## DATA IN THIS EXERCISE

╭──

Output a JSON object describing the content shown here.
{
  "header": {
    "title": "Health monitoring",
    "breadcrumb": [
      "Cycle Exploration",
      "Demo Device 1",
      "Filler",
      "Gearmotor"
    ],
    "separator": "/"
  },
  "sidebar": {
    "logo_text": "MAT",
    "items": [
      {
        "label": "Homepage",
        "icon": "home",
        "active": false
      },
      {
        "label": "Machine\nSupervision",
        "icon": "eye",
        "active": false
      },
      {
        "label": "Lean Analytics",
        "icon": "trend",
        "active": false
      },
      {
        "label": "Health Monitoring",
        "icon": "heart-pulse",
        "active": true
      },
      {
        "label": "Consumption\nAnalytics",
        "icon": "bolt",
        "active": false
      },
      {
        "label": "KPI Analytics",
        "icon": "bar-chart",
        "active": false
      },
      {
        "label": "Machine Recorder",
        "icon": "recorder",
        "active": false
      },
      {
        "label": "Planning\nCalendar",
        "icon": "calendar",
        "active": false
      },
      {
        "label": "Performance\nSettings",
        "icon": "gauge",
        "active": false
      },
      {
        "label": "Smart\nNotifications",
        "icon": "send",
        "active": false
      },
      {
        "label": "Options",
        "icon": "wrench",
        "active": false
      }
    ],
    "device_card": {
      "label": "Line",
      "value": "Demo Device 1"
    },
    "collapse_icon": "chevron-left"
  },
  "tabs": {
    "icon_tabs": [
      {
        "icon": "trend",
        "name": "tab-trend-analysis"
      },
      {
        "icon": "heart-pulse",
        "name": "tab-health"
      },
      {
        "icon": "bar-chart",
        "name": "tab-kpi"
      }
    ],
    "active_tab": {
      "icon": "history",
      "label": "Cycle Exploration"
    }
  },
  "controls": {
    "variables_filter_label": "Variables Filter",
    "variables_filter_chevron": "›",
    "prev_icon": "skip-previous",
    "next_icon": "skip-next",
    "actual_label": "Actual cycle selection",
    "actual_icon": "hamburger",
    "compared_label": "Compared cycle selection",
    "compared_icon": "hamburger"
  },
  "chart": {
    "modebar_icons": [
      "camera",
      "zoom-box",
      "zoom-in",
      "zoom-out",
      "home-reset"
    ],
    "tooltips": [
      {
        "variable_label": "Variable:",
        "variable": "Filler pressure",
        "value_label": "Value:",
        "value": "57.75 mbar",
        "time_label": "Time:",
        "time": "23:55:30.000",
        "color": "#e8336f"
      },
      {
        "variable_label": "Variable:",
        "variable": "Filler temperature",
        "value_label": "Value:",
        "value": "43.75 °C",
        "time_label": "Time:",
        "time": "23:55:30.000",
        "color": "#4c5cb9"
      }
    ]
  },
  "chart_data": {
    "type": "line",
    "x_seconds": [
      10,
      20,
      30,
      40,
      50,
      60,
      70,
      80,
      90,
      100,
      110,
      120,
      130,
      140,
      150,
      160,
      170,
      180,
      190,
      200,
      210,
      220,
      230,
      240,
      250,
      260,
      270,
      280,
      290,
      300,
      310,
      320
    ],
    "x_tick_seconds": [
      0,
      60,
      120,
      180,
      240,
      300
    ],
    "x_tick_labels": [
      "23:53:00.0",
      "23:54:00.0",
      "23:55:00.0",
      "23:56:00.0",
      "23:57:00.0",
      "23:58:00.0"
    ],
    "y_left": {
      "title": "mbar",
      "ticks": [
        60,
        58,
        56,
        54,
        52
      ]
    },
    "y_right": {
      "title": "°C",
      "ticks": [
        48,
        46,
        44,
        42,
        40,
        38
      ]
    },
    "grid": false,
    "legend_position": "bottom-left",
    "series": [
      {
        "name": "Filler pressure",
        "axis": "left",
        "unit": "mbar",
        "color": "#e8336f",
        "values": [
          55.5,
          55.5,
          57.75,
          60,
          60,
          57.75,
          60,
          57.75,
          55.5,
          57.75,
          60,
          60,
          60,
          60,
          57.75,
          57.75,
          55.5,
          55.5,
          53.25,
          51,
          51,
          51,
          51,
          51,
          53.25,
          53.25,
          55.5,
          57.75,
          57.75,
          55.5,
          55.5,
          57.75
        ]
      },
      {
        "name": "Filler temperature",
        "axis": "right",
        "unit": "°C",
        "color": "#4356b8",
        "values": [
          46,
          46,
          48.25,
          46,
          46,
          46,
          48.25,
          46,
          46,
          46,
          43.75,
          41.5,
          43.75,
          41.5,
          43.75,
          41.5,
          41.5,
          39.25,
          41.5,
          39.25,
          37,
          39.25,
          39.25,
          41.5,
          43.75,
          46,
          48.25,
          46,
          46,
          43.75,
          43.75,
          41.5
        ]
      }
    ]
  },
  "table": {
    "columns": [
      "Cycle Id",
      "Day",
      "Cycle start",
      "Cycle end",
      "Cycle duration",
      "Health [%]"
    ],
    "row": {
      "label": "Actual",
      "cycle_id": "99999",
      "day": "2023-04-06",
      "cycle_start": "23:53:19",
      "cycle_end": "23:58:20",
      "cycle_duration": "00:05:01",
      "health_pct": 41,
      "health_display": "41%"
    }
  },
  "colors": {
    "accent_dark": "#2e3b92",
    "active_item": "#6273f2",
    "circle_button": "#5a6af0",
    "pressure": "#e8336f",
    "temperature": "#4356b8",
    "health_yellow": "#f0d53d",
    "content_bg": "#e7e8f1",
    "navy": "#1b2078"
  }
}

╰──

## WRITTEN PROBLEM
Word for word, quote all of the data above.

## ANSWER TO THIS EXERCISE
Output a JSON object describing the content shown here.
{
  "header": {
    "title": "Health monitoring",
    "breadcrumb": [
      "Cycle Exploration",
      "Demo Device 1",
      "Filler",
      "Gearmotor"
    ],
    "separator": "/"
  },
  "sidebar": {
    "logo_text": "MAT",
    "items": [
      {
        "label": "Homepage",
        "icon": "home",
        "active": false
      },
      {
        "label": "Machine\nSupervision",
        "icon": "eye",
        "active": false
      },
      {
        "label": "Lean Analytics",
        "icon": "trend",
        "active": false
      },
      {
        "label": "Health Monitoring",
        "icon": "heart-pulse",
        "active": true
      },
      {
        "label": "Consumption\nAnalytics",
        "icon": "bolt",
        "active": false
      },
      {
        "label": "KPI Analytics",
        "icon": "bar-chart",
        "active": false
      },
      {
        "label": "Machine Recorder",
        "icon": "recorder",
        "active": false
      },
      {
        "label": "Planning\nCalendar",
        "icon": "calendar",
        "active": false
      },
      {
        "label": "Performance\nSettings",
        "icon": "gauge",
        "active": false
      },
      {
        "label": "Smart\nNotifications",
        "icon": "send",
        "active": false
      },
      {
        "label": "Options",
        "icon": "wrench",
        "active": false
      }
    ],
    "device_card": {
      "label": "Line",
      "value": "Demo Device 1"
    },
    "collapse_icon": "chevron-left"
  },
  "tabs": {
    "icon_tabs": [
      {
        "icon": "trend",
        "name": "tab-trend-analysis"
      },
      {
        "icon": "heart-pulse",
        "name": "tab-health"
      },
      {
        "icon": "bar-chart",
        "name": "tab-kpi"
      }
    ],
    "active_tab": {
      "icon": "history",
      "label": "Cycle Exploration"
    }
  },
  "controls": {
    "variables_filter_label": "Variables Filter",
    "variables_filter_chevron": "›",
    "prev_icon": "skip-previous",
    "next_icon": "skip-next",
    "actual_label": "Actual cycle selection",
    "actual_icon": "hamburger",
    "compared_label": "Compared cycle selection",
    "compared_icon": "hamburger"
  },
  "chart": {
    "modebar_icons": [
      "camera",
      "zoom-box",
      "zoom-in",
      "zoom-out",
      "home-reset"
    ],
    "tooltips": [
      {
        "variable_label": "Variable:",
        "variable": "Filler pressure",
        "value_label": "Value:",
        "value": "57.75 mbar",
        "time_label": "Time:",
        "time": "23:55:30.000",
        "color": "#e8336f"
      },
      {
        "variable_label": "Variable:",
        "variable": "Filler temperature",
        "value_label": "Value:",
        "value": "43.75 °C",
        "time_label": "Time:",
        "time": "23:55:30.000",
        "color": "#4c5cb9"
      }
    ]
  },
  "chart_data": {
    "type": "line",
    "x_seconds": [
      10,
      20,
      30,
      40,
      50,
      60,
      70,
      80,
      90,
      100,
      110,
      120,
      130,
      140,
      150,
      160,
      170,
      180,
      190,
      200,
      210,
      220,
      230,
      240,
      250,
      260,
      270,
      280,
      290,
      300,
      310,
      320
    ],
    "x_tick_seconds": [
      0,
      60,
      120,
      180,
      240,
      300
    ],
    "x_tick_labels": [
      "23:53:00.0",
      "23:54:00.0",
      "23:55:00.0",
      "23:56:00.0",
      "23:57:00.0",
      "23:58:00.0"
    ],
    "y_left": {
      "title": "mbar",
      "ticks": [
        60,
        58,
        56,
        54,
        52
      ]
    },
    "y_right": {
      "title": "°C",
      "ticks": [
        48,
        46,
        44,
        42,
        40,
        38
      ]
    },
    "grid": false,
    "legend_position": "bottom-left",
    "series": [
      {
        "name": "Filler pressure",
        "axis": "left",
        "unit": "mbar",
        "color": "#e8336f",
        "values": [
          55.5,
          55.5,
          57.75,
          60,
          60,
          57.75,
          60,
          57.75,
          55.5,
          57.75,
          60,
          60,
          60,
          60,
          57.75,
          57.75,
          55.5,
          55.5,
          53.25,
          51,
          51,
          51,
          51,
          51,
          53.25,
          53.25,
          55.5,
          57.75,
          57.75,
          55.5,
          55.5,
          57.75
        ]
      },
      {
        "name": "Filler temperature",
        "axis": "right",
        "unit": "°C",
        "color": "#4356b8",
        "values": [
          46,
          46,
          48.25,
          46,
          46,
          46,
          48.25,
          46,
          46,
          46,
          43.75,
          41.5,
          43.75,
          41.5,
          43.75,
          41.5,
          41.5,
          39.25,
          41.5,
          39.25,
          37,
          39.25,
          39.25,
          41.5,
          43.75,
          46,
          48.25,
          46,
          46,
          43.75,
          43.75,
          41.5
        ]
      }
    ]
  },
  "table": {
    "columns": [
      "Cycle Id",
      "Day",
      "Cycle start",
      "Cycle end",
      "Cycle duration",
      "Health [%]"
    ],
    "row": {
      "label": "Actual",
      "cycle_id": "99999",
      "day": "2023-04-06",
      "cycle_start": "23:53:19",
      "cycle_end": "23:58:20",
      "cycle_duration": "00:05:01",
      "health_pct": 41,
      "health_display": "41%"
    }
  },
  "colors": {
    "accent_dark": "#2e3b92",
    "active_item": "#6273f2",
    "circle_button": "#5a6af0",
    "pressure": "#e8336f",
    "temperature": "#4356b8",
    "health_yellow": "#f0d53d",
    "content_bg": "#e7e8f1",
    "navy": "#1b2078"
  }
}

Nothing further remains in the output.